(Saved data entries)
_ _ _ _
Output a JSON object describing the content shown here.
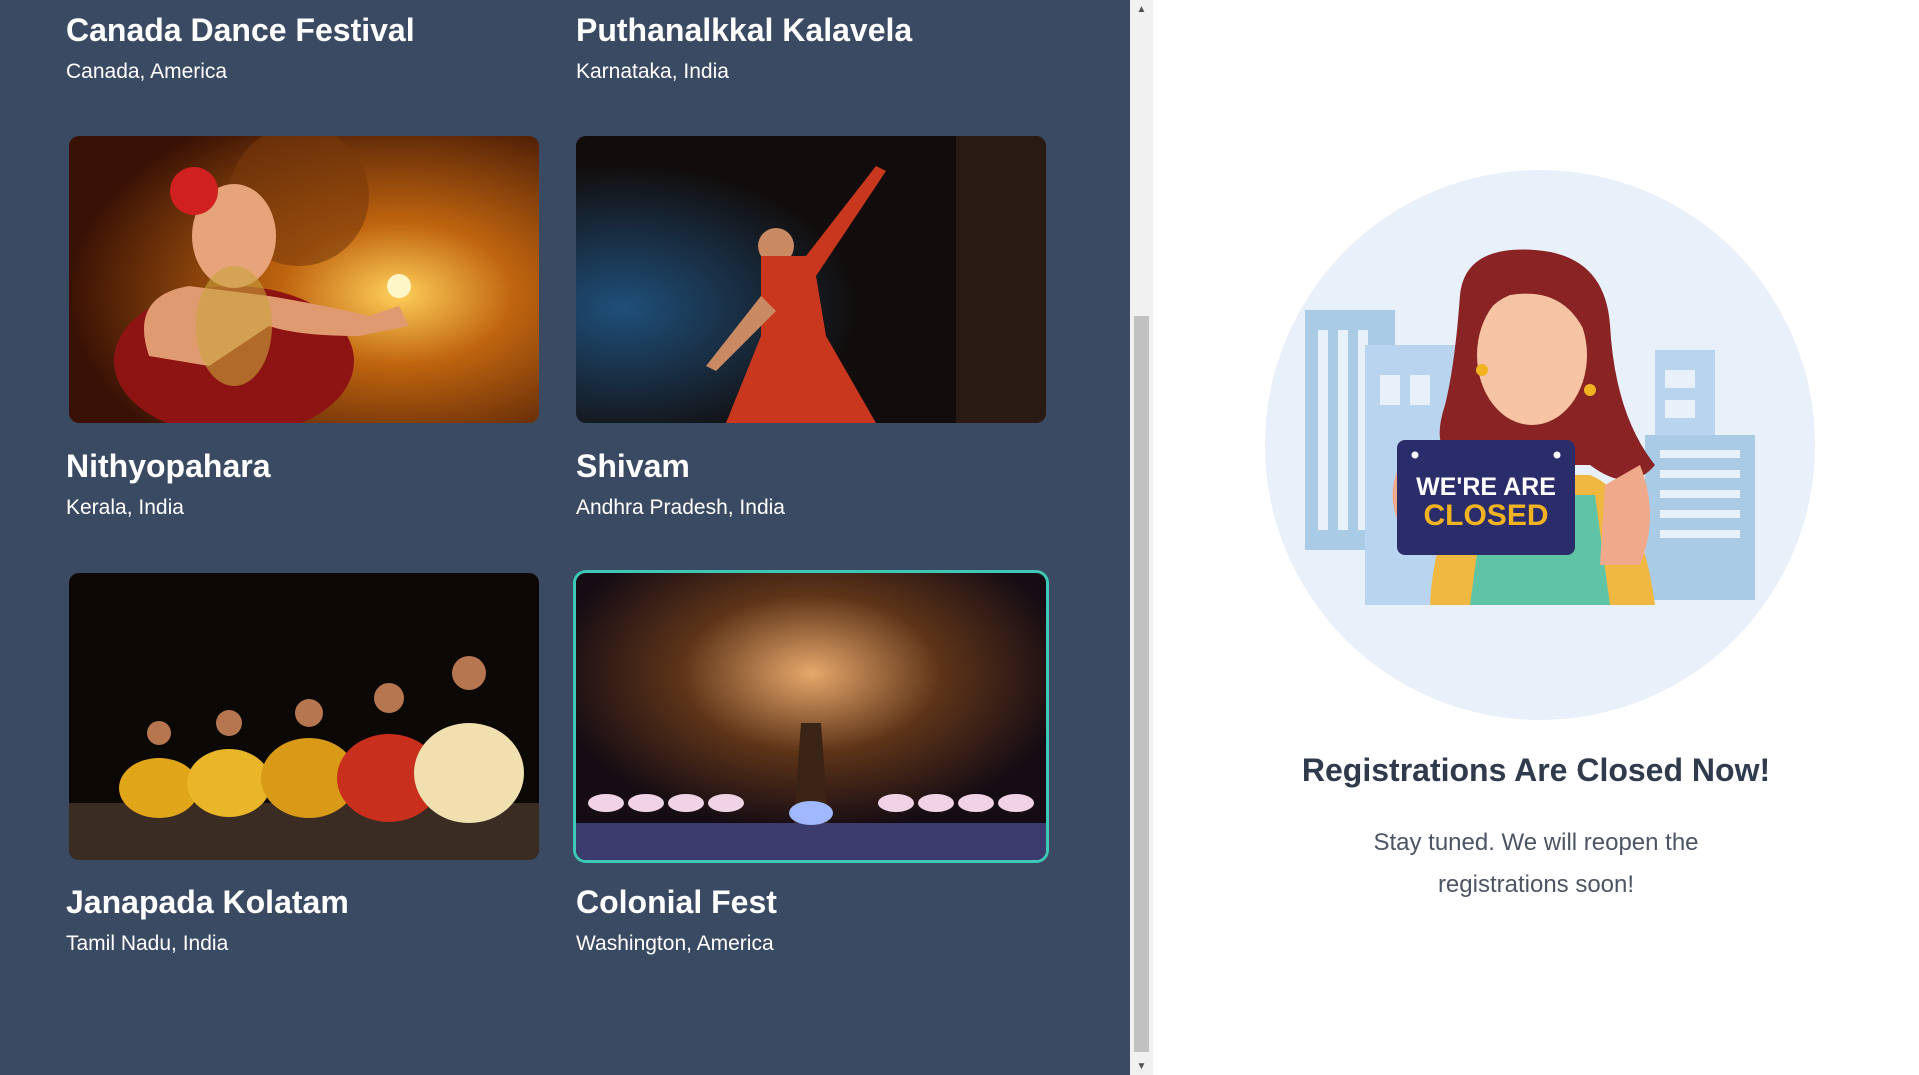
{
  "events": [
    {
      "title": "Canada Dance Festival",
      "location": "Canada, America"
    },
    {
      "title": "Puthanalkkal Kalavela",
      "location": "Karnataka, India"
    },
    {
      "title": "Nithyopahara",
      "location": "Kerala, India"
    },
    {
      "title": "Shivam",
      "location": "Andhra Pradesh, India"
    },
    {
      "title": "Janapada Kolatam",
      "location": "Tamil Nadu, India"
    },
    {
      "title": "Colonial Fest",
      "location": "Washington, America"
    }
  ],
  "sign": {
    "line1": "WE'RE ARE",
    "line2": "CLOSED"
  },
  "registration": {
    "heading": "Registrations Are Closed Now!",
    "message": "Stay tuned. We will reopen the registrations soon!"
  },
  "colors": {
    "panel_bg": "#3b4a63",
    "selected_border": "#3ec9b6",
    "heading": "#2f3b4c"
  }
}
_ _ _ _
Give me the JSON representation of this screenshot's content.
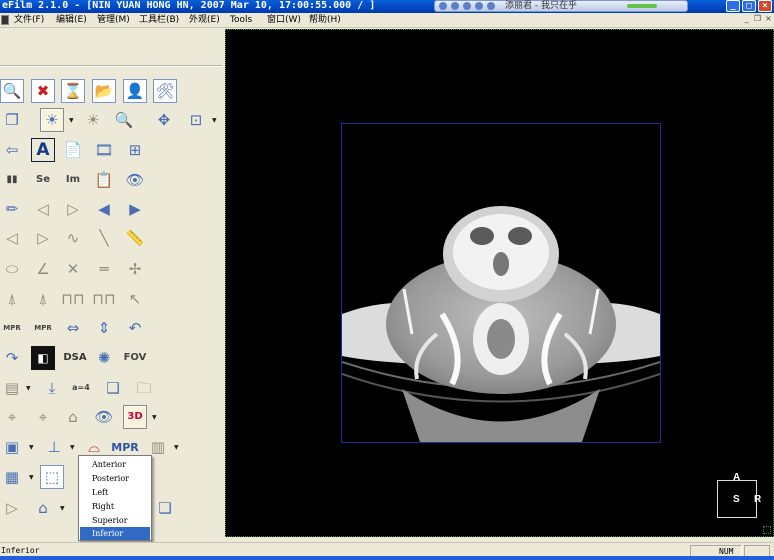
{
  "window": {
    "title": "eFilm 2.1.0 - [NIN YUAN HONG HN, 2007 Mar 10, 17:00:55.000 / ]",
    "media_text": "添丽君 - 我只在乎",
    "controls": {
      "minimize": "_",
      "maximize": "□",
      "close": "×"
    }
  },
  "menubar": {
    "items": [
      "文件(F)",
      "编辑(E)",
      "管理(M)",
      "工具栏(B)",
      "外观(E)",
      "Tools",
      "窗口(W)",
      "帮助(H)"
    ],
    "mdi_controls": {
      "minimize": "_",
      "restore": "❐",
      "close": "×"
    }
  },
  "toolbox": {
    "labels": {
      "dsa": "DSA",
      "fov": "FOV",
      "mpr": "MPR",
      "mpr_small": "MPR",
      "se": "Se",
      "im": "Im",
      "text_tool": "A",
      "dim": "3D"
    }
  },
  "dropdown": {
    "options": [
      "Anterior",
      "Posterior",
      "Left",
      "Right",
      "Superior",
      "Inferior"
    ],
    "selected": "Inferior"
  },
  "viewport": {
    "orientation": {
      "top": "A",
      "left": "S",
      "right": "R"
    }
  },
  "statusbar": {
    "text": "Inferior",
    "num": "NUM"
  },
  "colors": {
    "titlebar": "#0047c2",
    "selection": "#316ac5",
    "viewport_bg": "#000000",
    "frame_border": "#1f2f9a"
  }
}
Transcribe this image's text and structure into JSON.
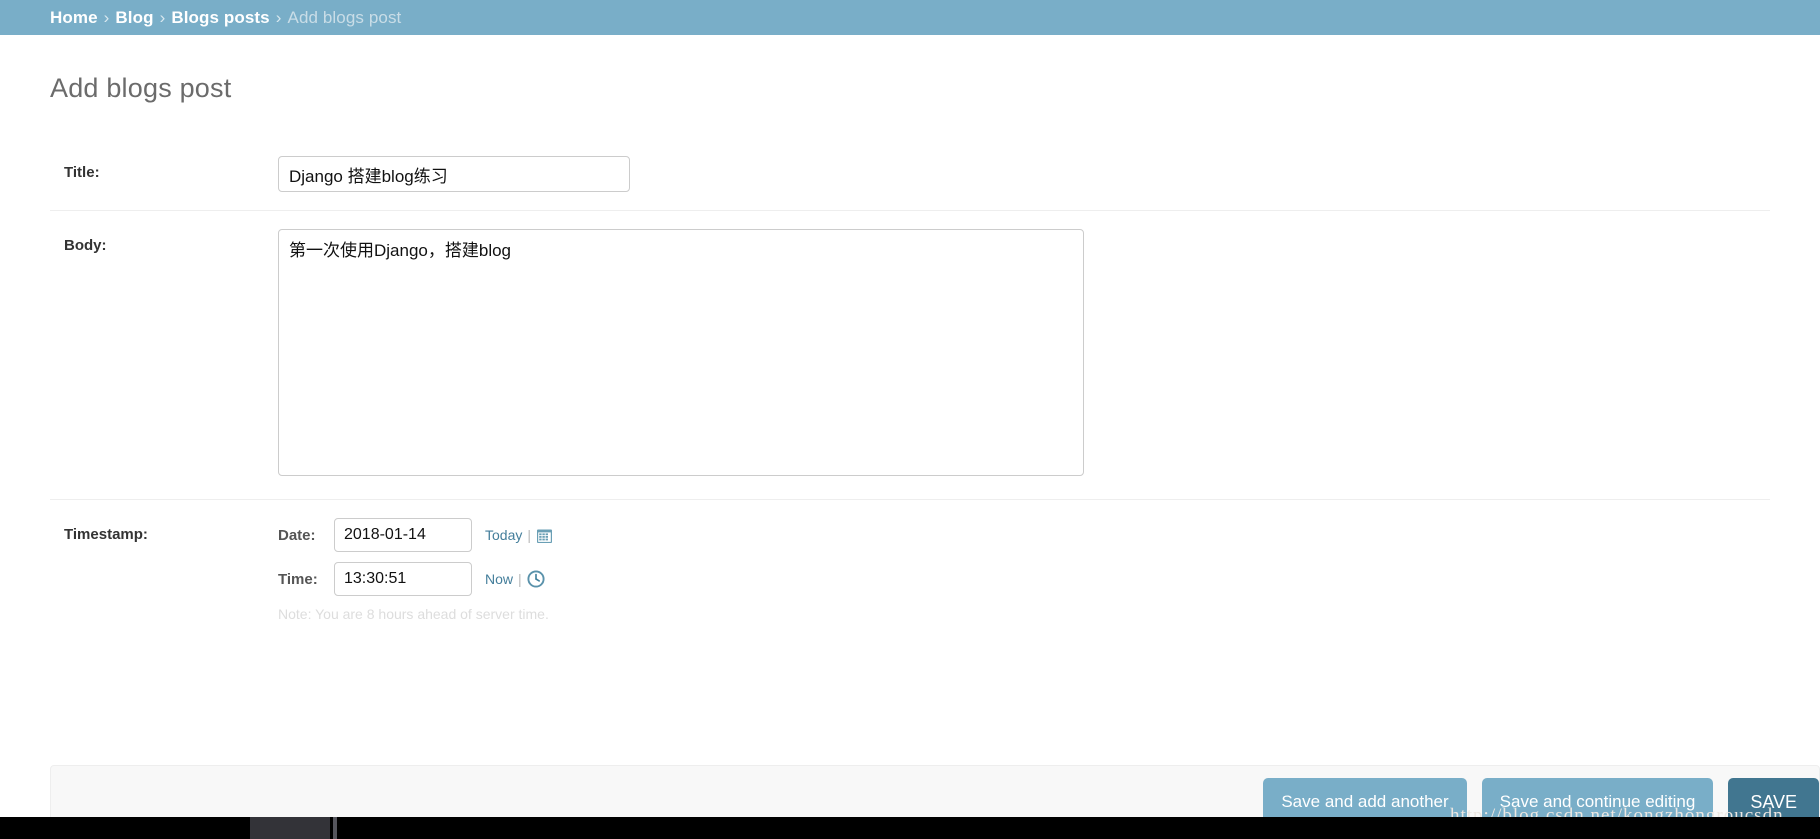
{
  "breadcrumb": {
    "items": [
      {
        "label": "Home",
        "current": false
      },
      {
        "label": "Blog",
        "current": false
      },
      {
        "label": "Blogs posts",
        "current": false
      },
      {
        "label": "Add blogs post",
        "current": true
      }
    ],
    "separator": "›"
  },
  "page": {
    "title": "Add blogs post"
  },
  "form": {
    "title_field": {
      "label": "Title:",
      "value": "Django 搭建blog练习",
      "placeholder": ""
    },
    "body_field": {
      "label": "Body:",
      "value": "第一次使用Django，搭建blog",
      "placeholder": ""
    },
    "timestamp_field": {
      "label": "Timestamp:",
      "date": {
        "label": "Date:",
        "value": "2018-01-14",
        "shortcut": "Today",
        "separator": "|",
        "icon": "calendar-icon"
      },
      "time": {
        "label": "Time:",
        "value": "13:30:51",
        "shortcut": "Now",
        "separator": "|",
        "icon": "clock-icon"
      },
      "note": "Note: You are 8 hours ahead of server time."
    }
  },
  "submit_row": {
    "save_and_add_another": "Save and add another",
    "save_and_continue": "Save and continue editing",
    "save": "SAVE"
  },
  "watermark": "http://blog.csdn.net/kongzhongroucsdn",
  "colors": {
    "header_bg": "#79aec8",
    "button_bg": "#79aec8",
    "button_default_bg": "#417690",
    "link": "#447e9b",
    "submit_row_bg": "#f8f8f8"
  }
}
_ _ _ _
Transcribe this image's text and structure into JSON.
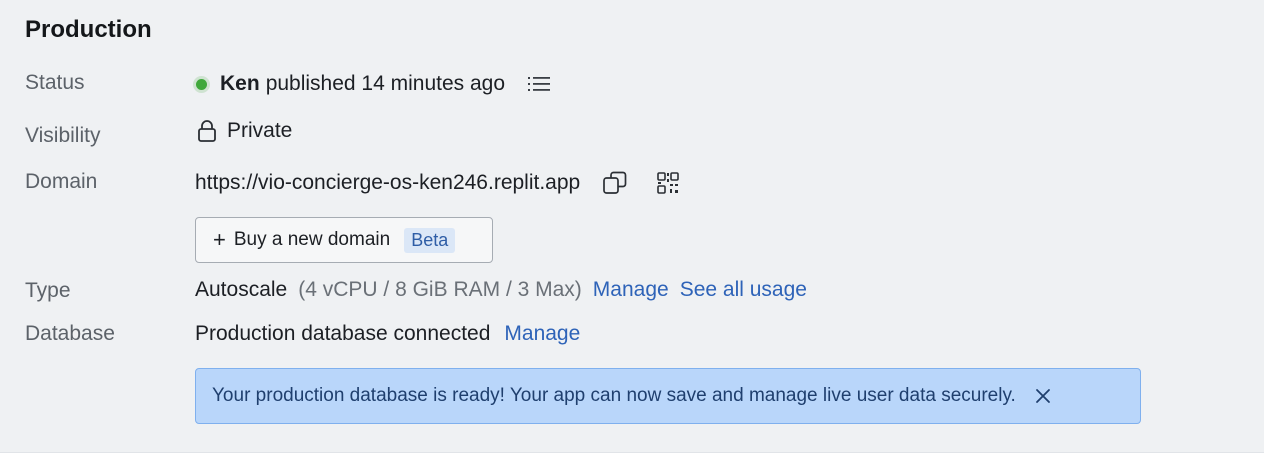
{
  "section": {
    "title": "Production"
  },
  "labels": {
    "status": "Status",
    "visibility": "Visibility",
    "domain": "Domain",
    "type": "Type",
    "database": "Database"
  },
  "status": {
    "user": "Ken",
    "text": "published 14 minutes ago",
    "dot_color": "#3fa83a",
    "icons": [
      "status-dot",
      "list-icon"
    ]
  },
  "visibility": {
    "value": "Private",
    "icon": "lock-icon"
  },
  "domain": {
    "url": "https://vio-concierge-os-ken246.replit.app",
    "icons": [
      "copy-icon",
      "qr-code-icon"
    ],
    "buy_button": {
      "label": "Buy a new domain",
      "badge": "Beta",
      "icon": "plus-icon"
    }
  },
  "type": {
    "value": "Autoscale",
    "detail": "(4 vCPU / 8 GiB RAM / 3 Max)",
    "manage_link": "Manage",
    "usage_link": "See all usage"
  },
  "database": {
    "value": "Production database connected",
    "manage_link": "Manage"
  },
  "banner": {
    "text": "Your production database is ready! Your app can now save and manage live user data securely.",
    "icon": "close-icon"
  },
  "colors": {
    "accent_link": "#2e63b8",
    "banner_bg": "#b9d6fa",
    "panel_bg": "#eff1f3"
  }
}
_ _ _ _
■ TO BE DONE:
Select every line of the records holding the string "content".

■ EXERCISE OUTPUT:
Output a JSON object describing the content shown here.
Give me the JSON representation of this screenshot's content.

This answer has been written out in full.